Stored entries:
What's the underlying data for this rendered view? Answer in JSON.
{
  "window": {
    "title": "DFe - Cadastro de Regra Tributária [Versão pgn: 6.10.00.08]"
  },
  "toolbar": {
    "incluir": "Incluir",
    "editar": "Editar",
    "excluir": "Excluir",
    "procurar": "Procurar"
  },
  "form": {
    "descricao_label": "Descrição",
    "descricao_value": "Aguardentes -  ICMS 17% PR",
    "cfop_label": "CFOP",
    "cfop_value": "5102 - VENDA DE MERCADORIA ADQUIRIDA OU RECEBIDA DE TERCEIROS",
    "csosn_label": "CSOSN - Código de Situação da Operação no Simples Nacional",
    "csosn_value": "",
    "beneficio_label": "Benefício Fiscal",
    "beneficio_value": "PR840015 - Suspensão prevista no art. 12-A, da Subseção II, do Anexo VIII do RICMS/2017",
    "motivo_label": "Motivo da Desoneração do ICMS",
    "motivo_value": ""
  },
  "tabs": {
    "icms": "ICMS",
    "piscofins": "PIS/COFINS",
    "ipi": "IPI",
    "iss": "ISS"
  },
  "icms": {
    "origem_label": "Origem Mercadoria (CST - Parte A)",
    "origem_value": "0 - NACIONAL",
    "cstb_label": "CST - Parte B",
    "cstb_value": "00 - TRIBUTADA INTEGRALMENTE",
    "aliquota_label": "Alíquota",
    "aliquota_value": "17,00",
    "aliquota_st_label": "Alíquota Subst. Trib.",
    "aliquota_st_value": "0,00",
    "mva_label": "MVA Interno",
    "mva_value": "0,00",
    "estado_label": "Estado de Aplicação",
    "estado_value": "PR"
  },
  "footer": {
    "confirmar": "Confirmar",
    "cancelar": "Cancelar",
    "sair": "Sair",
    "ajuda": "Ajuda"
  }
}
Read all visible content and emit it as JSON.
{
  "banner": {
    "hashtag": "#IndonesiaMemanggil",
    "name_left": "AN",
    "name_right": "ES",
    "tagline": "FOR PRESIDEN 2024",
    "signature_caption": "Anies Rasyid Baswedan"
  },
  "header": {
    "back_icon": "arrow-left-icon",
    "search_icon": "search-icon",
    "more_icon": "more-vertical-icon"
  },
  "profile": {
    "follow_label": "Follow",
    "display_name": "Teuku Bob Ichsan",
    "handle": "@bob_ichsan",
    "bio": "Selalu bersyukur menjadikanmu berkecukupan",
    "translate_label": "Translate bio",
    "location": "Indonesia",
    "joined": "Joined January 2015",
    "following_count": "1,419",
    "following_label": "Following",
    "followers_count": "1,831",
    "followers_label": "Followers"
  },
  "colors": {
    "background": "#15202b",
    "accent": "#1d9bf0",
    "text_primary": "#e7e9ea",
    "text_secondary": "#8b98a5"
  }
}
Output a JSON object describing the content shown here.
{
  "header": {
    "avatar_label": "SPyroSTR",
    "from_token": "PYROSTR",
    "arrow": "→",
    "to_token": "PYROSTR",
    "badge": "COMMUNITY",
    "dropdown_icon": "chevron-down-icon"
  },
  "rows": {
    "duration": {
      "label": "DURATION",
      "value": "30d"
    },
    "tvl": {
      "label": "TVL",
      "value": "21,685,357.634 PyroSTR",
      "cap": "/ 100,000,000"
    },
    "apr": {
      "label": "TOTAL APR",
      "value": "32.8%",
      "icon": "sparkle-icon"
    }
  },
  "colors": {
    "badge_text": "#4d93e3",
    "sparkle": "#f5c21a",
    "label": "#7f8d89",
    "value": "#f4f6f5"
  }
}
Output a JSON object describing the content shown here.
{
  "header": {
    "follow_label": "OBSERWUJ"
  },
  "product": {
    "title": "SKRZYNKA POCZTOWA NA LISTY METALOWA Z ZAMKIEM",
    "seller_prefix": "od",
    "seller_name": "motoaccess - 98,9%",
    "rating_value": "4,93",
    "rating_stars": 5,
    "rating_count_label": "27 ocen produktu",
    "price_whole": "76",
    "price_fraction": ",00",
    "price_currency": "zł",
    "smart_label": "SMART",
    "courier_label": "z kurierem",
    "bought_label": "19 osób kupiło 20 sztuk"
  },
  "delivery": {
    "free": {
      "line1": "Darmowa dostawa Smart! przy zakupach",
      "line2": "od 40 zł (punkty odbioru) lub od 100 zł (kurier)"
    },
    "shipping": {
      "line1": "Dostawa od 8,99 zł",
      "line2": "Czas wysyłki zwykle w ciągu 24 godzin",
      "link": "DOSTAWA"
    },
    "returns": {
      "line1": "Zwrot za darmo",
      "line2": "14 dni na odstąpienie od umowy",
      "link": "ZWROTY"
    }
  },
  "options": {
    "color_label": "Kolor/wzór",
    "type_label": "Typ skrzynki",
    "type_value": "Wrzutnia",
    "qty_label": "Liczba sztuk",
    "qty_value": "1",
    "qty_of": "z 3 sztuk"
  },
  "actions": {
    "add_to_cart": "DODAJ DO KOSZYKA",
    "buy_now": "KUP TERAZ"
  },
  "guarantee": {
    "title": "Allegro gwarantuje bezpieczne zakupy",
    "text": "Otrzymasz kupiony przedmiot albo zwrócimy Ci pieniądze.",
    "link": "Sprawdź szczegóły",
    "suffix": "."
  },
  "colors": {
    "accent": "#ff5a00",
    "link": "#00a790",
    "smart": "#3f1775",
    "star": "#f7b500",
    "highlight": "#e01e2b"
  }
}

THE TASK: Reproduce each record exactly as it appears.

OUTPUT OF THE EXERCISE:
What's the underlying data for this rendered view? Answer in JSON.
{
  "window": {
    "title": "DFe - Cadastro de Regra Tributária [Versão pgn: 6.10.00.08]"
  },
  "toolbar": {
    "incluir": "Incluir",
    "editar": "Editar",
    "excluir": "Excluir",
    "procurar": "Procurar"
  },
  "form": {
    "descricao_label": "Descrição",
    "descricao_value": "Aguardentes -  ICMS 17% PR",
    "cfop_label": "CFOP",
    "cfop_value": "5102 - VENDA DE MERCADORIA ADQUIRIDA OU RECEBIDA DE TERCEIROS",
    "csosn_label": "CSOSN - Código de Situação da Operação no Simples Nacional",
    "csosn_value": "",
    "beneficio_label": "Benefício Fiscal",
    "beneficio_value": "PR840015 - Suspensão prevista no art. 12-A, da Subseção II, do Anexo VIII do RICMS/2017",
    "motivo_label": "Motivo da Desoneração do ICMS",
    "motivo_value": ""
  },
  "tabs": {
    "icms": "ICMS",
    "piscofins": "PIS/COFINS",
    "ipi": "IPI",
    "iss": "ISS"
  },
  "icms": {
    "origem_label": "Origem Mercadoria (CST - Parte A)",
    "origem_value": "0 - NACIONAL",
    "cstb_label": "CST - Parte B",
    "cstb_value": "00 - TRIBUTADA INTEGRALMENTE",
    "aliquota_label": "Alíquota",
    "aliquota_value": "17,00",
    "aliquota_st_label": "Alíquota Subst. Trib.",
    "aliquota_st_value": "0,00",
    "mva_label": "MVA Interno",
    "mva_value": "0,00",
    "estado_label": "Estado de Aplicação",
    "estado_value": "PR"
  },
  "footer": {
    "confirmar": "Confirmar",
    "cancelar": "Cancelar",
    "sair": "Sair",
    "ajuda": "Ajuda"
  }
}
Read all visible content and emit it as JSON.
{
  "banner": {
    "hashtag": "#IndonesiaMemanggil",
    "name_left": "AN",
    "name_right": "ES",
    "tagline": "FOR PRESIDEN 2024",
    "signature_caption": "Anies Rasyid Baswedan"
  },
  "header": {
    "back_icon": "arrow-left-icon",
    "search_icon": "search-icon",
    "more_icon": "more-vertical-icon"
  },
  "profile": {
    "follow_label": "Follow",
    "display_name": "Teuku Bob Ichsan",
    "handle": "@bob_ichsan",
    "bio": "Selalu bersyukur menjadikanmu berkecukupan",
    "translate_label": "Translate bio",
    "location": "Indonesia",
    "joined": "Joined January 2015",
    "following_count": "1,419",
    "following_label": "Following",
    "followers_count": "1,831",
    "followers_label": "Followers"
  },
  "colors": {
    "background": "#15202b",
    "accent": "#1d9bf0",
    "text_primary": "#e7e9ea",
    "text_secondary": "#8b98a5"
  }
}
Output a JSON object describing the content shown here.
{
  "header": {
    "avatar_label": "SPyroSTR",
    "from_token": "PYROSTR",
    "arrow": "→",
    "to_token": "PYROSTR",
    "badge": "COMMUNITY",
    "dropdown_icon": "chevron-down-icon"
  },
  "rows": {
    "duration": {
      "label": "DURATION",
      "value": "30d"
    },
    "tvl": {
      "label": "TVL",
      "value": "21,685,357.634 PyroSTR",
      "cap": "/ 100,000,000"
    },
    "apr": {
      "label": "TOTAL APR",
      "value": "32.8%",
      "icon": "sparkle-icon"
    }
  },
  "colors": {
    "badge_text": "#4d93e3",
    "sparkle": "#f5c21a",
    "label": "#7f8d89",
    "value": "#f4f6f5"
  }
}
Output a JSON object describing the content shown here.
{
  "header": {
    "follow_label": "OBSERWUJ"
  },
  "product": {
    "title": "SKRZYNKA POCZTOWA NA LISTY METALOWA Z ZAMKIEM",
    "seller_prefix": "od",
    "seller_name": "motoaccess - 98,9%",
    "rating_value": "4,93",
    "rating_stars": 5,
    "rating_count_label": "27 ocen produktu",
    "price_whole": "76",
    "price_fraction": ",00",
    "price_currency": "zł",
    "smart_label": "SMART",
    "courier_label": "z kurierem",
    "bought_label": "19 osób kupiło 20 sztuk"
  },
  "delivery": {
    "free": {
      "line1": "Darmowa dostawa Smart! przy zakupach",
      "line2": "od 40 zł (punkty odbioru) lub od 100 zł (kurier)"
    },
    "shipping": {
      "line1": "Dostawa od 8,99 zł",
      "line2": "Czas wysyłki zwykle w ciągu 24 godzin",
      "link": "DOSTAWA"
    },
    "returns": {
      "line1": "Zwrot za darmo",
      "line2": "14 dni na odstąpienie od umowy",
      "link": "ZWROTY"
    }
  },
  "options": {
    "color_label": "Kolor/wzór",
    "type_label": "Typ skrzynki",
    "type_value": "Wrzutnia",
    "qty_label": "Liczba sztuk",
    "qty_value": "1",
    "qty_of": "z 3 sztuk"
  },
  "actions": {
    "add_to_cart": "DODAJ DO KOSZYKA",
    "buy_now": "KUP TERAZ"
  },
  "guarantee": {
    "title": "Allegro gwarantuje bezpieczne zakupy",
    "text": "Otrzymasz kupiony przedmiot albo zwrócimy Ci pieniądze.",
    "link": "Sprawdź szczegóły",
    "suffix": "."
  },
  "colors": {
    "accent": "#ff5a00",
    "link": "#00a790",
    "smart": "#3f1775",
    "star": "#f7b500",
    "highlight": "#e01e2b"
  }
}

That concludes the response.